Data ::

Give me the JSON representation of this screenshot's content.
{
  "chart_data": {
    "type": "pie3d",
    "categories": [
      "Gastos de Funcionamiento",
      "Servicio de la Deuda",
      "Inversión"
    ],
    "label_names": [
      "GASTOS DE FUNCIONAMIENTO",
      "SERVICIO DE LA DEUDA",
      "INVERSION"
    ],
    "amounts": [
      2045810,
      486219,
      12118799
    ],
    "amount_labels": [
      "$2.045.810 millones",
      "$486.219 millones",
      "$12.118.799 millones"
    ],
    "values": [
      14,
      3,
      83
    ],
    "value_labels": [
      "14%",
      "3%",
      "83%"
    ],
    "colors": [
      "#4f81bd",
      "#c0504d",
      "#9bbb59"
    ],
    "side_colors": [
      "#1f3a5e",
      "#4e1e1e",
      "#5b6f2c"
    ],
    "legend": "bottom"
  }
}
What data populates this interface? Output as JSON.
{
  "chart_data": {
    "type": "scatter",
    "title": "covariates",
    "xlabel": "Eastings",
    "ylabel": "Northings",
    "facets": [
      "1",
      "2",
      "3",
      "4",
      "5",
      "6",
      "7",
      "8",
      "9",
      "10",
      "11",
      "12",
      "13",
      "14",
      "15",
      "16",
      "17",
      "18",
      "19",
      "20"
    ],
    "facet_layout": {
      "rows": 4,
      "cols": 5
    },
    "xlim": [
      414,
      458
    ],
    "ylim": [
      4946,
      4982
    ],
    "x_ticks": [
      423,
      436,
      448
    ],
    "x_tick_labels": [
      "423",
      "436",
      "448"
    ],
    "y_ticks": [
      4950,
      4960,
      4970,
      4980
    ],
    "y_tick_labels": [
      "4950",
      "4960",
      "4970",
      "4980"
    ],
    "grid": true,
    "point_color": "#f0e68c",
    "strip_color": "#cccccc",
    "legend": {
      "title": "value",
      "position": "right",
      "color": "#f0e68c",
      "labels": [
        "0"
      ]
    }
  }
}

Written problem :: Send back each record exactly as it stands.

Task solution ::
Give me the JSON representation of this screenshot's content.
{
  "chart_data": {
    "type": "pie3d",
    "categories": [
      "Gastos de Funcionamiento",
      "Servicio de la Deuda",
      "Inversión"
    ],
    "label_names": [
      "GASTOS DE FUNCIONAMIENTO",
      "SERVICIO DE LA DEUDA",
      "INVERSION"
    ],
    "amounts": [
      2045810,
      486219,
      12118799
    ],
    "amount_labels": [
      "$2.045.810 millones",
      "$486.219 millones",
      "$12.118.799 millones"
    ],
    "values": [
      14,
      3,
      83
    ],
    "value_labels": [
      "14%",
      "3%",
      "83%"
    ],
    "colors": [
      "#4f81bd",
      "#c0504d",
      "#9bbb59"
    ],
    "side_colors": [
      "#1f3a5e",
      "#4e1e1e",
      "#5b6f2c"
    ],
    "legend": "bottom"
  }
}
What data populates this interface? Output as JSON.
{
  "chart_data": {
    "type": "scatter",
    "title": "covariates",
    "xlabel": "Eastings",
    "ylabel": "Northings",
    "facets": [
      "1",
      "2",
      "3",
      "4",
      "5",
      "6",
      "7",
      "8",
      "9",
      "10",
      "11",
      "12",
      "13",
      "14",
      "15",
      "16",
      "17",
      "18",
      "19",
      "20"
    ],
    "facet_layout": {
      "rows": 4,
      "cols": 5
    },
    "xlim": [
      414,
      458
    ],
    "ylim": [
      4946,
      4982
    ],
    "x_ticks": [
      423,
      436,
      448
    ],
    "x_tick_labels": [
      "423",
      "436",
      "448"
    ],
    "y_ticks": [
      4950,
      4960,
      4970,
      4980
    ],
    "y_tick_labels": [
      "4950",
      "4960",
      "4970",
      "4980"
    ],
    "grid": true,
    "point_color": "#f0e68c",
    "strip_color": "#cccccc",
    "legend": {
      "title": "value",
      "position": "right",
      "color": "#f0e68c",
      "labels": [
        "0"
      ]
    }
  }
}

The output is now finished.